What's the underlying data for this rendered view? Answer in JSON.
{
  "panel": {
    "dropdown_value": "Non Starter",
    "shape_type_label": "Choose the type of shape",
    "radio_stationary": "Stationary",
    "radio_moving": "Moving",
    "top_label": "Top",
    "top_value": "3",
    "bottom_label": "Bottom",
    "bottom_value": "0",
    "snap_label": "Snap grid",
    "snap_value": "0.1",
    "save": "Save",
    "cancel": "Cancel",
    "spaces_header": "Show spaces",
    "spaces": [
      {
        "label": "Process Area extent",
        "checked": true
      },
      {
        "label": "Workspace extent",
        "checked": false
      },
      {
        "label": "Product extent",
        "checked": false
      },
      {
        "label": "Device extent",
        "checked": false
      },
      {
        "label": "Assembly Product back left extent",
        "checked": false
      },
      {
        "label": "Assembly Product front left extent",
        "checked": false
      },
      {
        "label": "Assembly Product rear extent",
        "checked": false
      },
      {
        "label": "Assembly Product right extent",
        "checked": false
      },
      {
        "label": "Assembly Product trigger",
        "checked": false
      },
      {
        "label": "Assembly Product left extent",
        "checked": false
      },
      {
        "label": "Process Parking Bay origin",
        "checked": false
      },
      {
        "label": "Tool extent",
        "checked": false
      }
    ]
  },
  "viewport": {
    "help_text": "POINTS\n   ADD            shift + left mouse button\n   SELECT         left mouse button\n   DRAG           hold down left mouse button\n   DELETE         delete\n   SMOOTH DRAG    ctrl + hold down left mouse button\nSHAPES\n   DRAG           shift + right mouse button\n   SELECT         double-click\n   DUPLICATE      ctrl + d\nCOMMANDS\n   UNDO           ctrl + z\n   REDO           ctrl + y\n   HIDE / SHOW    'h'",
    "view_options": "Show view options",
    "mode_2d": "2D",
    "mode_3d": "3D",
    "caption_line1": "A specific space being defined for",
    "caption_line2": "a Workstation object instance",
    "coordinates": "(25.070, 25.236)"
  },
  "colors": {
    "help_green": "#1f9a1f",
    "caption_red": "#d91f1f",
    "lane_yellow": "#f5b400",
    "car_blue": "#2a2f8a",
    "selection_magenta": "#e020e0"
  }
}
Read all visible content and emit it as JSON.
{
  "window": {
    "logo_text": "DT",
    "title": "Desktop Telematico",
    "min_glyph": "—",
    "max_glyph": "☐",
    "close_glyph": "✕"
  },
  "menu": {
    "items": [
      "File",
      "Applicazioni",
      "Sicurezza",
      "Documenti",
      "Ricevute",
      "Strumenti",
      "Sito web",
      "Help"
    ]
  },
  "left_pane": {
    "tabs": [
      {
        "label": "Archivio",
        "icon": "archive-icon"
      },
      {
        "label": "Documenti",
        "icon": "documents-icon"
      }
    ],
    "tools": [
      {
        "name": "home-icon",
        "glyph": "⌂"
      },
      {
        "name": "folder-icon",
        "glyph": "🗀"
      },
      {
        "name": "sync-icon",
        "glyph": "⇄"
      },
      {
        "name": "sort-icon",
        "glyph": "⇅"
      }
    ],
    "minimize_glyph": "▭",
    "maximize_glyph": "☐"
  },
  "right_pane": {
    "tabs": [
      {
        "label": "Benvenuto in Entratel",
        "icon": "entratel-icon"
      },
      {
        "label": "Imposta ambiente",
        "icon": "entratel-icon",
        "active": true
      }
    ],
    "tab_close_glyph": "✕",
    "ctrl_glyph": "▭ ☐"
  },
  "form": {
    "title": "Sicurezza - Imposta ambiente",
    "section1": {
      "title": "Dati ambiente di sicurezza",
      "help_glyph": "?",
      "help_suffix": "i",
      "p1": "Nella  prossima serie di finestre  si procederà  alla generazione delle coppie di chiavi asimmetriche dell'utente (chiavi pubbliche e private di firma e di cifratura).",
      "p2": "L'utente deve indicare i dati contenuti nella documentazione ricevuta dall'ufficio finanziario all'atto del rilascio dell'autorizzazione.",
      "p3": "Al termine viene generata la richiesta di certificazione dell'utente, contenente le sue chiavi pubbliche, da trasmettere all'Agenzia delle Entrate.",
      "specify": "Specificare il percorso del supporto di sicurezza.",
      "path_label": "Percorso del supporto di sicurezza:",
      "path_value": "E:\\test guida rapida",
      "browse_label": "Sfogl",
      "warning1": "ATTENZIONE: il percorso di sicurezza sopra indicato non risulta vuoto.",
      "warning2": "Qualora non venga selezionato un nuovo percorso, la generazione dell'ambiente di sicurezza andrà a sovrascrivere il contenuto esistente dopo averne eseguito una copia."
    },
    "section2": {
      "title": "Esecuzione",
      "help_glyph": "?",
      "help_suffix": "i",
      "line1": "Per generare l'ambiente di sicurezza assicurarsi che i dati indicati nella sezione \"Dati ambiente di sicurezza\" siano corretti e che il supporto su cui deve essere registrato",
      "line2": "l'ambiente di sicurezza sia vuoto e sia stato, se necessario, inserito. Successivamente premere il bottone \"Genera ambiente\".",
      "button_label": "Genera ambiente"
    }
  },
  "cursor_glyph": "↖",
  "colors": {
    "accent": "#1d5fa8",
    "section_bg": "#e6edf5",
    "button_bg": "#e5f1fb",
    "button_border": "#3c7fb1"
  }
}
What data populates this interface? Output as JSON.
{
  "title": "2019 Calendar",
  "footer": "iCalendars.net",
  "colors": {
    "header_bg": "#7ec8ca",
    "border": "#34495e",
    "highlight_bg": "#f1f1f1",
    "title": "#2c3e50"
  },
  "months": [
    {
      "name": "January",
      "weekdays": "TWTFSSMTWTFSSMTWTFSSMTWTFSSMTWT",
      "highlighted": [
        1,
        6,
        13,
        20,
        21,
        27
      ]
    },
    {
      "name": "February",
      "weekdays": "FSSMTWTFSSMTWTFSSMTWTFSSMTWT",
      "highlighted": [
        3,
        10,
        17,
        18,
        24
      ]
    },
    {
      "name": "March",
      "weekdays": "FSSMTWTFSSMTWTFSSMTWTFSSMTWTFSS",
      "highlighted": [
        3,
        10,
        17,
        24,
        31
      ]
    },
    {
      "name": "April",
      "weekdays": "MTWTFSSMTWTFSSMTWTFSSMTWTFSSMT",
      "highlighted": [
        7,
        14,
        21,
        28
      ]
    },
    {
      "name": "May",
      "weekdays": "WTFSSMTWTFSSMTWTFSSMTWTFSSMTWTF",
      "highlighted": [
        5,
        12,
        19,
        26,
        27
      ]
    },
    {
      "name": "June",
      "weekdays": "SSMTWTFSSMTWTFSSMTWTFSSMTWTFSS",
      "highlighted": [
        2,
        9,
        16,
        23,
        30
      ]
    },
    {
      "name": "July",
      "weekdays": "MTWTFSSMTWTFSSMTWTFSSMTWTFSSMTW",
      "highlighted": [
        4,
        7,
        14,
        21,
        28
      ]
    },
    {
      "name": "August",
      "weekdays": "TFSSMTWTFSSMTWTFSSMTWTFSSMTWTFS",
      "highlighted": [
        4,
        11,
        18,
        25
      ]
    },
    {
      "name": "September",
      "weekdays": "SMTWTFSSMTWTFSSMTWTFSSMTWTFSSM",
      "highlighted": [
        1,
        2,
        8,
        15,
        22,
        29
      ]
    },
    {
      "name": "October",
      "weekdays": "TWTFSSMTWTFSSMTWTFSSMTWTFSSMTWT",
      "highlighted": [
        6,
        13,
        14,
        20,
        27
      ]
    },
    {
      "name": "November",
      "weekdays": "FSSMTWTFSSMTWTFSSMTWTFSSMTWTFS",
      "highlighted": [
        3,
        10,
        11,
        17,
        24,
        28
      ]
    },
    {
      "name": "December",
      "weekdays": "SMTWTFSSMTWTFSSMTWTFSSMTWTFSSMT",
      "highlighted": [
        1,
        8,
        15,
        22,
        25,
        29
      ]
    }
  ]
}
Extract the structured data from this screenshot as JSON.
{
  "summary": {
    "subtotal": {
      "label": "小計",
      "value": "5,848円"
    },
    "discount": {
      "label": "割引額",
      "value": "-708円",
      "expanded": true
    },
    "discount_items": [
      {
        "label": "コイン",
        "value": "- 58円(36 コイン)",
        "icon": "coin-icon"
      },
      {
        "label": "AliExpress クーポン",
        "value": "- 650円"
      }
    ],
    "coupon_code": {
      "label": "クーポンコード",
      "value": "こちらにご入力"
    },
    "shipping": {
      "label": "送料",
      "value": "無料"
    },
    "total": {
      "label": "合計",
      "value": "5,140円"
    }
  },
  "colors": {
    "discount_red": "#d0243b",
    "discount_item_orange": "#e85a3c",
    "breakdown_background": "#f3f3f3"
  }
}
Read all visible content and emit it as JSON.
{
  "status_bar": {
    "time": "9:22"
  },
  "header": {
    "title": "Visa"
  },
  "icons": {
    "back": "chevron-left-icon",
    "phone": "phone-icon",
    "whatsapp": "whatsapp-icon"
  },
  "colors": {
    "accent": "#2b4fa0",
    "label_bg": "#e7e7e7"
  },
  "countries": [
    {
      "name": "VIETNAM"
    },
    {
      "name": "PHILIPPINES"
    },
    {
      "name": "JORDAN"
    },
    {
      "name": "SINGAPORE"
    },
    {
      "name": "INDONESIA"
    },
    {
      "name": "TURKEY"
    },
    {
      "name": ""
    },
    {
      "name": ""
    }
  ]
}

• **GIVEN INSTRUCTION**: Check each line above for the string "deve", then copy the ones that have it.

• **CORRECT RESPONSE**:
      "p2": "L'utente deve indicare i dati contenuti nella documentazione ricevuta dall'ufficio finanziario all'atto del rilascio dell'autorizzazione.",
      "line1": "Per generare l'ambiente di sicurezza assicurarsi che i dati indicati nella sezione \"Dati ambiente di sicurezza\" siano corretti e che il supporto su cui deve essere registrato",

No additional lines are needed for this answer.